**Prompt**
Reproduce each line exactly.

■ ■ ■

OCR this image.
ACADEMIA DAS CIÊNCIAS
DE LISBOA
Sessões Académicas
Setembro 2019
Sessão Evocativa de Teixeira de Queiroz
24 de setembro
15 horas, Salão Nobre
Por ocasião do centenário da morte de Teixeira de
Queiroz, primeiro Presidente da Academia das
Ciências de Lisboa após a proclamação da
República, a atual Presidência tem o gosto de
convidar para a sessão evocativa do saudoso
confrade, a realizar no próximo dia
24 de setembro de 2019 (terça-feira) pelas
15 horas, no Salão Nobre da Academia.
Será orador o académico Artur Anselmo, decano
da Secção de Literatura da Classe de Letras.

■ ■ ■

**Complete answer**
OCR this image.
ACADEMIA DAS CIÊNCIAS
DE LISBOA
Sessões Académicas
Setembro 2019
Sessão Evocativa de Teixeira de Queiroz
24 de setembro
15 horas, Salão Nobre
Por ocasião do centenário da morte de Teixeira de
Queiroz, primeiro Presidente da Academia das
Ciências de Lisboa após a proclamação da
República, a atual Presidência tem o gosto de
convidar para a sessão evocativa do saudoso
confrade, a realizar no próximo dia
24 de setembro de 2019 (terça-feira) pelas
15 horas, no Salão Nobre da Academia.
Será orador o académico Artur Anselmo, decano
da Secção de Literatura da Classe de Letras.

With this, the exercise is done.